Text provided:
The National Hockey League trade deadline. That magical moment when NHL fans stay glued to their TV screens with the hope that their team’s general manager will pull off the deal of the century that will get their team to the Stanley Cup.
For TSN, it’s an annual event, filled with analysts, insiders constantly on their phones, and gimmicks to fill time. For Sportsnet, which only really started treating this like TSN does after it got the NHL national rights, it’s a chance to compete with the traditional leader at this game. Both networks began their coverage at 8am, going through past the 3pm deadline.
I recorded both networks from 8am to 5pm so I could compare their coverage. It’s one of the few events you can do that, because unlike game broadcasts or events like the NHL draft, there are no exclusive rights here. The two had a lot of similarities — multiple desks of analysts inside a big studio, an insider guru (Bob McKenzie vs. Elliotte Friedman), on-screen graphics listing recent trades and players who could be up for grabs, and reporters in all seven Canadian NHL markets following their teams’ actions and getting comment from their general managers. They also had several differences. TSN tried to be funny, even getting actors Jay Baruchel and Jared Keeso to do sketches for them. Sportsnet had some fun but it was mostly talking heads.
But, really, who cares about that stuff? I wanted to compare them based on the thing that really mattered: Who breaks the news first.
I compared when the two networks announced trades during their broadcasts to see which one came out first. I also compared when they interviewed players who had just been traded. (There were other journalistic scoops, such as confirming that a player wouldn’t be traded, or a team was done trading, but I left those out of this assessment.)
Here’s how it went. All times are Eastern, and are based on my PVR. There’s an inherent imprecision when it comes to digital television, so the times could be off by 30 seconds or so. For the purposes of determining a winner, I’ve considered any announcement within 30 seconds apart on the two networks as a tie. (Only what’s broadcast on TV counts here. I’ve ignored Twitter, app or other non-TV alerts.)

Given data:
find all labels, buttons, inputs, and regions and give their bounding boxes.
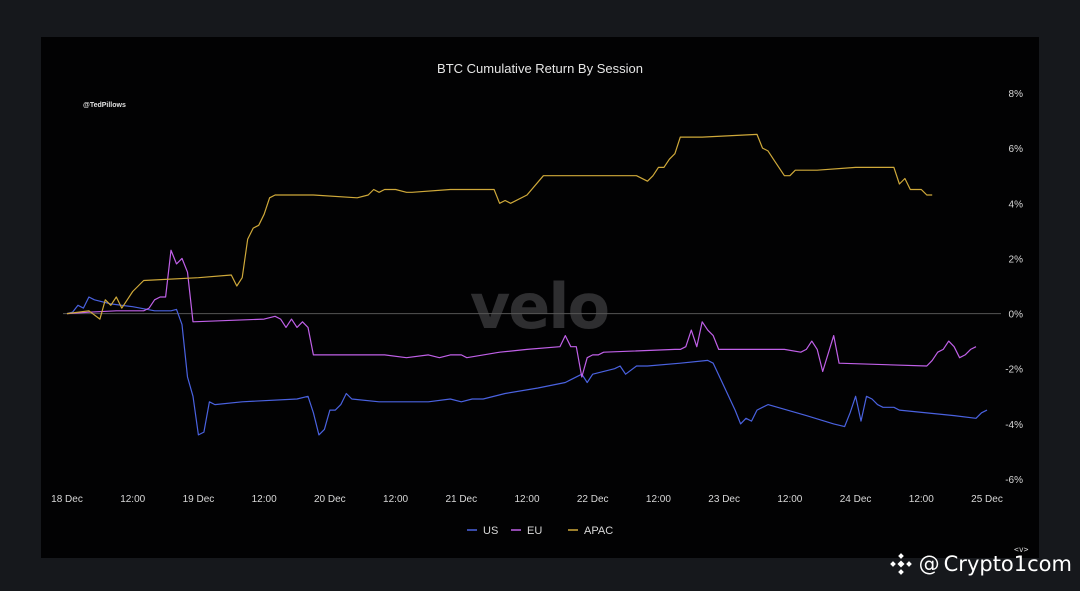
source-name: Crypto1com <box>943 552 1072 576</box>
x-tick-label: 25 Dec <box>971 494 1003 505</box>
x-tick-label: 12:00 <box>120 494 145 505</box>
series-line-eu <box>66 249 977 378</box>
y-tick-label: 2% <box>1009 254 1024 265</box>
x-tick-label: 20 Dec <box>314 494 346 505</box>
legend-label: APAC <box>584 525 613 537</box>
collapse-chevrons-icon[interactable]: <v> <box>1014 545 1029 554</box>
x-tick-label: 12:00 <box>514 494 539 505</box>
legend-item-us[interactable]: US <box>467 525 498 537</box>
x-axis-ticks: 18 Dec 12:00 19 Dec 12:00 20 Dec 12:00 21 Dec 1… <box>51 494 1003 505</box>
legend-label: EU <box>527 525 542 537</box>
x-tick-label: 12:00 <box>252 494 277 505</box>
x-tick-label: 12:00 <box>909 494 934 505</box>
legend-label: US <box>483 525 498 537</box>
source-at: @ <box>918 552 940 576</box>
y-tick-label: 0% <box>1009 310 1024 321</box>
x-tick-label: 12:00 <box>777 494 802 505</box>
y-tick-label: -6% <box>1005 475 1023 486</box>
y-axis-ticks: 8% 6% 4% 2% 0% -2% -4% -6% <box>1005 89 1023 486</box>
y-tick-label: 8% <box>1009 89 1024 100</box>
y-tick-label: 4% <box>1009 199 1024 210</box>
y-tick-label: -2% <box>1005 365 1023 376</box>
y-tick-label: 6% <box>1009 144 1024 155</box>
diamond-logo-icon <box>889 553 912 575</box>
author-handle: @TedPillows <box>83 102 126 109</box>
x-tick-label: 22 Dec <box>577 494 609 505</box>
x-tick-label: 19 Dec <box>183 494 215 505</box>
x-tick-label: 21 Dec <box>445 494 477 505</box>
series-line-apac <box>66 133 933 320</box>
x-tick-label: 18 Dec <box>51 494 83 505</box>
x-tick-label: 12:00 <box>646 494 671 505</box>
series-lines <box>66 133 988 436</box>
velo-watermark: velo <box>470 270 608 343</box>
y-tick-label: -4% <box>1005 420 1023 431</box>
x-tick-label: 24 Dec <box>840 494 872 505</box>
chart-panel: velo BTC Cumulative Return By Session @T… <box>41 37 1039 558</box>
legend: US EU APAC <box>467 525 613 537</box>
chart-title: BTC Cumulative Return By Session <box>437 61 643 76</box>
legend-item-apac[interactable]: APAC <box>568 525 613 537</box>
x-tick-label: 12:00 <box>383 494 408 505</box>
source-badge: @ Crypto1com <box>889 552 1072 576</box>
series-line-us <box>66 296 988 436</box>
line-chart: velo BTC Cumulative Return By Session @T… <box>51 61 1023 537</box>
x-tick-label: 23 Dec <box>708 494 740 505</box>
legend-item-eu[interactable]: EU <box>511 525 542 537</box>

Requests:
**1.** Repeat the part of the trade-deadline article between "I recorded both" and "mostly talking heads.", inclusive.
**2.** From the records, reproduce the lines between the line holding "source-name: Crypto1com <box>943" and the line holding "x-tick-label: 20 Dec", inclusive.
The trade-deadline article and the records are separate, unrelated material.

Answers to each task:
**1.**
I recorded both networks from 8am to 5pm so I could compare their coverage. It’s one of the few events you can do that, because unlike game broadcasts or events like the NHL draft, there are no exclusive rights here. The two had a lot of similarities — multiple desks of analysts inside a big studio, an insider guru (Bob McKenzie vs. Elliotte Friedman), on-screen graphics listing recent trades and players who could be up for grabs, and reporters in all seven Canadian NHL markets following their teams’ actions and getting comment from their general managers. They also had several differences. TSN tried to be funny, even getting actors Jay Baruchel and Jared Keeso to do sketches for them. Sportsnet had some fun but it was mostly talking heads.

**2.**
source-name: Crypto1com <box>943 552 1072 576</box>
x-tick-label: 25 Dec <box>971 494 1003 505</box>
x-tick-label: 12:00 <box>120 494 145 505</box>
series-line-eu <box>66 249 977 378</box>
y-tick-label: 2% <box>1009 254 1024 265</box>
x-tick-label: 20 Dec <box>314 494 346 505</box>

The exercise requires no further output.